→ TASK OBJECTIVE: Write out the data below in full, unchanged, minus the images.

→ MATERIAL FOR THIS EXERCISE:

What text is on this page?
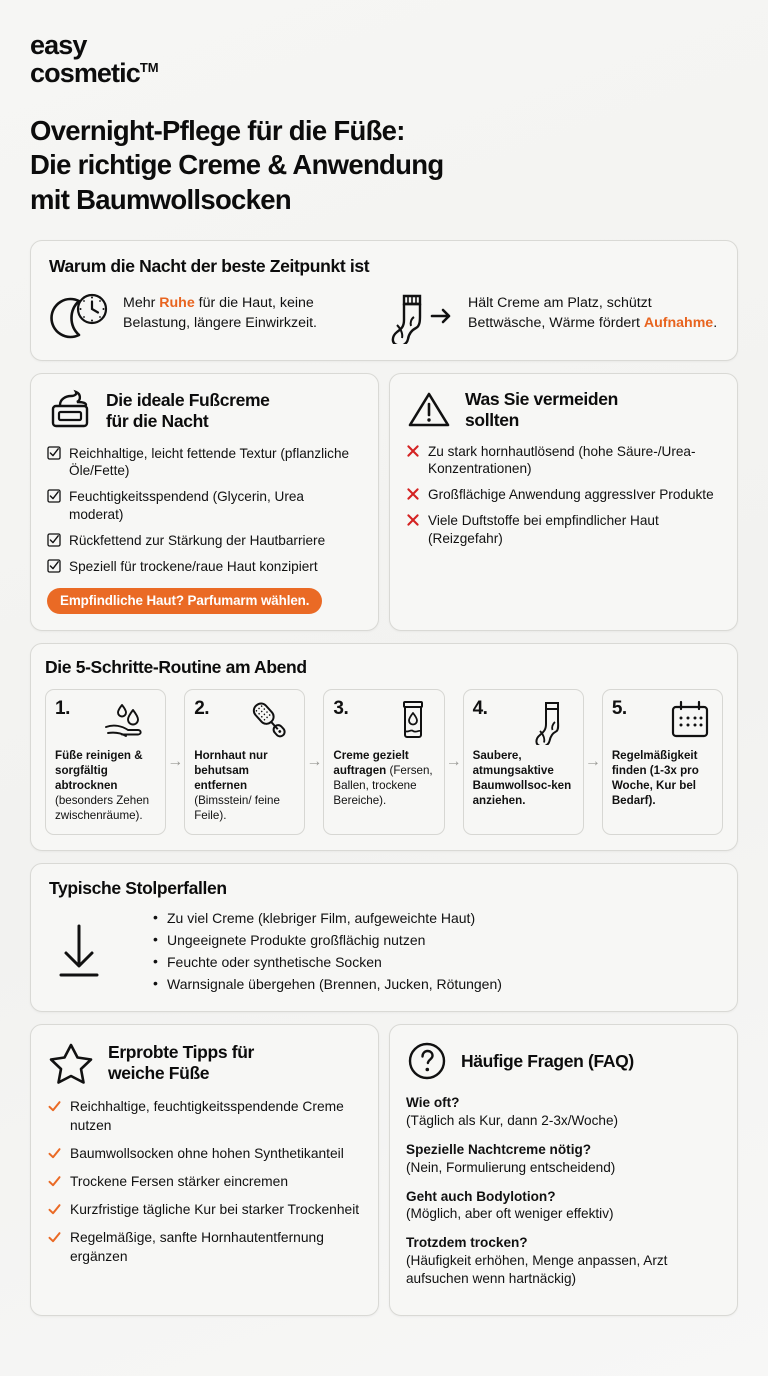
easy
cosmetic™
Overnight-Pflege für die Füße:
Die richtige Creme & Anwendung
mit Baumwollsocken
Warum die Nacht der beste Zeitpunkt ist
Mehr Ruhe für die Haut, keine Belastung, längere Einwirkzeit.
Hält Creme am Platz, schützt Bettwäsche, Wärme fördert Aufnahme.
Die ideale Fußcreme
für die Nacht
Reichhaltige, leicht fettende Textur (pflanzliche Öle/Fette)
Feuchtigkeitsspendend (Glycerin, Urea moderat)
Rückfettend zur Stärkung der Hautbarriere
Speziell für trockene/raue Haut konzipiert
Empfindliche Haut? Parfumarm wählen.
Was Sie vermeiden
sollten
Zu stark hornhautlösend (hohe Säure-/Urea-Konzentrationen)
Großflächige Anwendung aggressIver Produkte
Viele Duftstoffe bei empfindlicher Haut (Reizgefahr)
Die 5-Schritte-Routine am Abend
1.
Füße reinigen & sorgfältig abtrocknen (besonders Zehen zwischenräume).
→
2.
Hornhaut nur behutsam entfernen (Bimsstein/ feine Feile).
→
3.
Creme gezielt auftragen (Fersen, Ballen, trockene Bereiche).
→
4.
Saubere, atmungsaktive Baumwollsoc-ken anziehen.
→
5.
Regelmäßigkeit finden (1-3x pro Woche, Kur bel Bedarf).
Typische Stolperfallen
• Zu viel Creme (klebriger Film, aufgeweichte Haut)
• Ungeeignete Produkte großflächig nutzen
• Feuchte oder synthetische Socken
• Warnsignale übergehen (Brennen, Jucken, Rötungen)
Erprobte Tipps für
weiche Füße
Reichhaltige, feuchtigkeitsspendende Creme nutzen
Baumwollsocken ohne hohen Synthetikanteil
Trockene Fersen stärker eincremen
Kurzfristige tägliche Kur bei starker Trockenheit
Regelmäßige, sanfte Hornhautentfernung ergänzen
Häufige Fragen (FAQ)
Wie oft?
(Täglich als Kur, dann 2-3x/Woche)
Spezielle Nachtcreme nötig?
(Nein, Formulierung entscheidend)
Geht auch Bodylotion?
(Möglich, aber oft weniger effektiv)
Trotzdem trocken?
(Häufigkeit erhöhen, Menge anpassen, Arzt aufsuchen wenn hartnäckig)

→ RESULT OF THE TASK:
What text is on this page?
easy
cosmetic™
Overnight-Pflege für die Füße:
Die richtige Creme & Anwendung
mit Baumwollsocken
Warum die Nacht der beste Zeitpunkt ist
Mehr Ruhe für die Haut, keine Belastung, längere Einwirkzeit.
Hält Creme am Platz, schützt Bettwäsche, Wärme fördert Aufnahme.
Die ideale Fußcreme
für die Nacht
Reichhaltige, leicht fettende Textur (pflanzliche Öle/Fette)
Feuchtigkeitsspendend (Glycerin, Urea moderat)
Rückfettend zur Stärkung der Hautbarriere
Speziell für trockene/raue Haut konzipiert
Empfindliche Haut? Parfumarm wählen.
Was Sie vermeiden
sollten
Zu stark hornhautlösend (hohe Säure-/Urea-Konzentrationen)
Großflächige Anwendung aggressIver Produkte
Viele Duftstoffe bei empfindlicher Haut (Reizgefahr)
Die 5-Schritte-Routine am Abend
1.
Füße reinigen & sorgfältig abtrocknen (besonders Zehen zwischenräume).
→
2.
Hornhaut nur behutsam entfernen (Bimsstein/ feine Feile).
→
3.
Creme gezielt auftragen (Fersen, Ballen, trockene Bereiche).
→
4.
Saubere, atmungsaktive Baumwollsoc-ken anziehen.
→
5.
Regelmäßigkeit finden (1-3x pro Woche, Kur bel Bedarf).
Typische Stolperfallen
• Zu viel Creme (klebriger Film, aufgeweichte Haut)
• Ungeeignete Produkte großflächig nutzen
• Feuchte oder synthetische Socken
• Warnsignale übergehen (Brennen, Jucken, Rötungen)
Erprobte Tipps für
weiche Füße
Reichhaltige, feuchtigkeitsspendende Creme nutzen
Baumwollsocken ohne hohen Synthetikanteil
Trockene Fersen stärker eincremen
Kurzfristige tägliche Kur bei starker Trockenheit
Regelmäßige, sanfte Hornhautentfernung ergänzen
Häufige Fragen (FAQ)
Wie oft?
(Täglich als Kur, dann 2-3x/Woche)
Spezielle Nachtcreme nötig?
(Nein, Formulierung entscheidend)
Geht auch Bodylotion?
(Möglich, aber oft weniger effektiv)
Trotzdem trocken?
(Häufigkeit erhöhen, Menge anpassen, Arzt aufsuchen wenn hartnäckig)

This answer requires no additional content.